◆ Goal of the exercise: Work out the number of lines in the listing that include the string "παρωθοῦμαι". Reply with that number alone.
-- START OF Task input --
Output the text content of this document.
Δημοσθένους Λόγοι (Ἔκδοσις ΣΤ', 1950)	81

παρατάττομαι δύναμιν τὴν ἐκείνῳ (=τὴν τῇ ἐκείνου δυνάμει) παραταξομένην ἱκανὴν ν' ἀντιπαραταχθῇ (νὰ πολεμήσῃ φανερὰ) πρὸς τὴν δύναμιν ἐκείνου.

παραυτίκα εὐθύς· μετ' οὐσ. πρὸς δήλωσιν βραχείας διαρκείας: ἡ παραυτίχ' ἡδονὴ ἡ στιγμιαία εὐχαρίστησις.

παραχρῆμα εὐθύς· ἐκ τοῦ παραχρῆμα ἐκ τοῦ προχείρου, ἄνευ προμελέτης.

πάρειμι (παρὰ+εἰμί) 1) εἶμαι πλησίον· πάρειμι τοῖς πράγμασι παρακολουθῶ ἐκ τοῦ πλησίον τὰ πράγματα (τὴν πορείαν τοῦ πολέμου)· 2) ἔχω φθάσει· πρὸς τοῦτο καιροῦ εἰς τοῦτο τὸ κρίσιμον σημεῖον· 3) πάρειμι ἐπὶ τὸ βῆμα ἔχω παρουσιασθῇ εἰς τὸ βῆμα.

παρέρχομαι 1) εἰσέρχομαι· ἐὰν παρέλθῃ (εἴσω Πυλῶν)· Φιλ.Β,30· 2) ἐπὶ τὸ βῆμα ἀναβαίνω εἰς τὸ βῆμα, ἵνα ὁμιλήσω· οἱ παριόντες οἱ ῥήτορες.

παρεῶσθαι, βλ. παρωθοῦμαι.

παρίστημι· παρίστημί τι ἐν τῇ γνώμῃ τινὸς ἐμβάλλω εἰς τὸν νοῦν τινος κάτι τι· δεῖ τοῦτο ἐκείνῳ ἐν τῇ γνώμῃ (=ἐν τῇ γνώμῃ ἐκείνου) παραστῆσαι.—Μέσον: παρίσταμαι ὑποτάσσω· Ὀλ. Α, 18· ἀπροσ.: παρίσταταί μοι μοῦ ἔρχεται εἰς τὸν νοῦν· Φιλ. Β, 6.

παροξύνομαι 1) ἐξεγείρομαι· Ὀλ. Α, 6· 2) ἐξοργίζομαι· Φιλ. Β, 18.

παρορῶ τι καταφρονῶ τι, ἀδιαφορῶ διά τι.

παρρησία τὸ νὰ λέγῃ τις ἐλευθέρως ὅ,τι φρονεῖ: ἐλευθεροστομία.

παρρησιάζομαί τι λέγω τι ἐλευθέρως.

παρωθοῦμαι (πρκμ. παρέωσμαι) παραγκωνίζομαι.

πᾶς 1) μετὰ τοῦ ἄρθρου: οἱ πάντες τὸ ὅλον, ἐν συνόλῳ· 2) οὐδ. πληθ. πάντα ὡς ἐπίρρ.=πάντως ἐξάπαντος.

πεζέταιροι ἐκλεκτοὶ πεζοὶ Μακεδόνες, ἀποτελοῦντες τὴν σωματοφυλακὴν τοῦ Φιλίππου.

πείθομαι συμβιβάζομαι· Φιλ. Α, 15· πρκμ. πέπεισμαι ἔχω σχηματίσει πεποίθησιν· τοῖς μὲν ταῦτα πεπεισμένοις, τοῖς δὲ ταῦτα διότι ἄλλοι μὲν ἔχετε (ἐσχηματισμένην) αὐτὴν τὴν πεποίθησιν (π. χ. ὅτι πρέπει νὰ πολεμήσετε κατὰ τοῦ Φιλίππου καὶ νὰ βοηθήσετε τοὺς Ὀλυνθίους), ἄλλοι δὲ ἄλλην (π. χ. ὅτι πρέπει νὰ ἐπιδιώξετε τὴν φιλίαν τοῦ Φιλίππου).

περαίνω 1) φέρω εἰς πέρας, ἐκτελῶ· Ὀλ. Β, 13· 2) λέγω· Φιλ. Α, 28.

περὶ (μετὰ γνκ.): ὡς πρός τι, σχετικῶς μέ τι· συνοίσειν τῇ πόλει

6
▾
-- END OF Task input --
◆ The answer: 2